> _TASK DIRECTIONS_
Output every record below exactly as it appears.
++++ DATA IN THIS EXERCISE ++++
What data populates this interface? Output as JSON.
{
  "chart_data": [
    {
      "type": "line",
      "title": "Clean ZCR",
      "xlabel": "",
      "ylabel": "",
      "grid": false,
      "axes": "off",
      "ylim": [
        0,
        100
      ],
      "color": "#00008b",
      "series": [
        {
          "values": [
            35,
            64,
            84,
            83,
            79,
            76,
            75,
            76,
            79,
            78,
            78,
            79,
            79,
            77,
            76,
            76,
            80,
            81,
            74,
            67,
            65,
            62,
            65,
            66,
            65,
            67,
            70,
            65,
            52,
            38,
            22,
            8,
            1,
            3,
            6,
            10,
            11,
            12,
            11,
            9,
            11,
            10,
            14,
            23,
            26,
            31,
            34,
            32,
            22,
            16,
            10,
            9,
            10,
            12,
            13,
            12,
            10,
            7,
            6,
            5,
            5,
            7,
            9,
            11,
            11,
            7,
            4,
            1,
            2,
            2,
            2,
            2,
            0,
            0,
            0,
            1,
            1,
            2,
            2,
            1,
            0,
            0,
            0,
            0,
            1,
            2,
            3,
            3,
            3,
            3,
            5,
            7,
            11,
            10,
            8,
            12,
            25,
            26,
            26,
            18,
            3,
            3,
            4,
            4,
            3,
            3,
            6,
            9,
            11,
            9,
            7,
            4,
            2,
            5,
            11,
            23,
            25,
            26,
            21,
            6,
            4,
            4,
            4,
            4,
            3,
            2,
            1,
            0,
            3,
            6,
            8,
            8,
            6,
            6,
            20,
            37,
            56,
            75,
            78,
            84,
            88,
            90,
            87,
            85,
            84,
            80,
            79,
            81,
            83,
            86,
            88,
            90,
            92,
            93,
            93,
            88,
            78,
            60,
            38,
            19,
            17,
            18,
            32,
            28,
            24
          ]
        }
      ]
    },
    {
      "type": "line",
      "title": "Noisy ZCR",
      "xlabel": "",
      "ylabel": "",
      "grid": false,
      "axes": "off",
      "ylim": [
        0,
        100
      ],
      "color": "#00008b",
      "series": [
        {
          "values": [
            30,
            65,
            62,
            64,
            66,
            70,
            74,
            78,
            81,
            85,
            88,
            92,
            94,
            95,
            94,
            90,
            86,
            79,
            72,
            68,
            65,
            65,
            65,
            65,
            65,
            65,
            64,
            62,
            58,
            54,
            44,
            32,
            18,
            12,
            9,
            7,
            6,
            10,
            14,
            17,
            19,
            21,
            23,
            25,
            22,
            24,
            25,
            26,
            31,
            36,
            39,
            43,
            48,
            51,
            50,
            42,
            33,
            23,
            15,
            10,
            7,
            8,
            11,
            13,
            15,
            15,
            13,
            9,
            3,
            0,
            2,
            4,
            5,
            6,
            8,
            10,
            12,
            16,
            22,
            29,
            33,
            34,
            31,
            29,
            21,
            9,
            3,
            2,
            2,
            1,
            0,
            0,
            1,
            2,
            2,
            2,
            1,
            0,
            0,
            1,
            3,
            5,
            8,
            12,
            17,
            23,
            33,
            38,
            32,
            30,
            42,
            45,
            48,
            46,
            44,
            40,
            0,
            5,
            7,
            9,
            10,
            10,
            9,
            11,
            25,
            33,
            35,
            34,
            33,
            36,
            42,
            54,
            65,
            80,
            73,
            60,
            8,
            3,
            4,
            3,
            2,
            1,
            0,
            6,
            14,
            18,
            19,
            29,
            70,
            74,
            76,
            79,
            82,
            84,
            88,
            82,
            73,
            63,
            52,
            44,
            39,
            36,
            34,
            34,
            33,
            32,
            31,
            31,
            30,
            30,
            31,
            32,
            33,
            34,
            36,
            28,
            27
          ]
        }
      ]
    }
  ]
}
++++
> _CORRECT RESPONSE_
What data populates this interface? Output as JSON.
{
  "chart_data": [
    {
      "type": "line",
      "title": "Clean ZCR",
      "xlabel": "",
      "ylabel": "",
      "grid": false,
      "axes": "off",
      "ylim": [
        0,
        100
      ],
      "color": "#00008b",
      "series": [
        {
          "values": [
            35,
            64,
            84,
            83,
            79,
            76,
            75,
            76,
            79,
            78,
            78,
            79,
            79,
            77,
            76,
            76,
            80,
            81,
            74,
            67,
            65,
            62,
            65,
            66,
            65,
            67,
            70,
            65,
            52,
            38,
            22,
            8,
            1,
            3,
            6,
            10,
            11,
            12,
            11,
            9,
            11,
            10,
            14,
            23,
            26,
            31,
            34,
            32,
            22,
            16,
            10,
            9,
            10,
            12,
            13,
            12,
            10,
            7,
            6,
            5,
            5,
            7,
            9,
            11,
            11,
            7,
            4,
            1,
            2,
            2,
            2,
            2,
            0,
            0,
            0,
            1,
            1,
            2,
            2,
            1,
            0,
            0,
            0,
            0,
            1,
            2,
            3,
            3,
            3,
            3,
            5,
            7,
            11,
            10,
            8,
            12,
            25,
            26,
            26,
            18,
            3,
            3,
            4,
            4,
            3,
            3,
            6,
            9,
            11,
            9,
            7,
            4,
            2,
            5,
            11,
            23,
            25,
            26,
            21,
            6,
            4,
            4,
            4,
            4,
            3,
            2,
            1,
            0,
            3,
            6,
            8,
            8,
            6,
            6,
            20,
            37,
            56,
            75,
            78,
            84,
            88,
            90,
            87,
            85,
            84,
            80,
            79,
            81,
            83,
            86,
            88,
            90,
            92,
            93,
            93,
            88,
            78,
            60,
            38,
            19,
            17,
            18,
            32,
            28,
            24
          ]
        }
      ]
    },
    {
      "type": "line",
      "title": "Noisy ZCR",
      "xlabel": "",
      "ylabel": "",
      "grid": false,
      "axes": "off",
      "ylim": [
        0,
        100
      ],
      "color": "#00008b",
      "series": [
        {
          "values": [
            30,
            65,
            62,
            64,
            66,
            70,
            74,
            78,
            81,
            85,
            88,
            92,
            94,
            95,
            94,
            90,
            86,
            79,
            72,
            68,
            65,
            65,
            65,
            65,
            65,
            65,
            64,
            62,
            58,
            54,
            44,
            32,
            18,
            12,
            9,
            7,
            6,
            10,
            14,
            17,
            19,
            21,
            23,
            25,
            22,
            24,
            25,
            26,
            31,
            36,
            39,
            43,
            48,
            51,
            50,
            42,
            33,
            23,
            15,
            10,
            7,
            8,
            11,
            13,
            15,
            15,
            13,
            9,
            3,
            0,
            2,
            4,
            5,
            6,
            8,
            10,
            12,
            16,
            22,
            29,
            33,
            34,
            31,
            29,
            21,
            9,
            3,
            2,
            2,
            1,
            0,
            0,
            1,
            2,
            2,
            2,
            1,
            0,
            0,
            1,
            3,
            5,
            8,
            12,
            17,
            23,
            33,
            38,
            32,
            30,
            42,
            45,
            48,
            46,
            44,
            40,
            0,
            5,
            7,
            9,
            10,
            10,
            9,
            11,
            25,
            33,
            35,
            34,
            33,
            36,
            42,
            54,
            65,
            80,
            73,
            60,
            8,
            3,
            4,
            3,
            2,
            1,
            0,
            6,
            14,
            18,
            19,
            29,
            70,
            74,
            76,
            79,
            82,
            84,
            88,
            82,
            73,
            63,
            52,
            44,
            39,
            36,
            34,
            34,
            33,
            32,
            31,
            31,
            30,
            30,
            31,
            32,
            33,
            34,
            36,
            28,
            27
          ]
        }
      ]
    }
  ]
}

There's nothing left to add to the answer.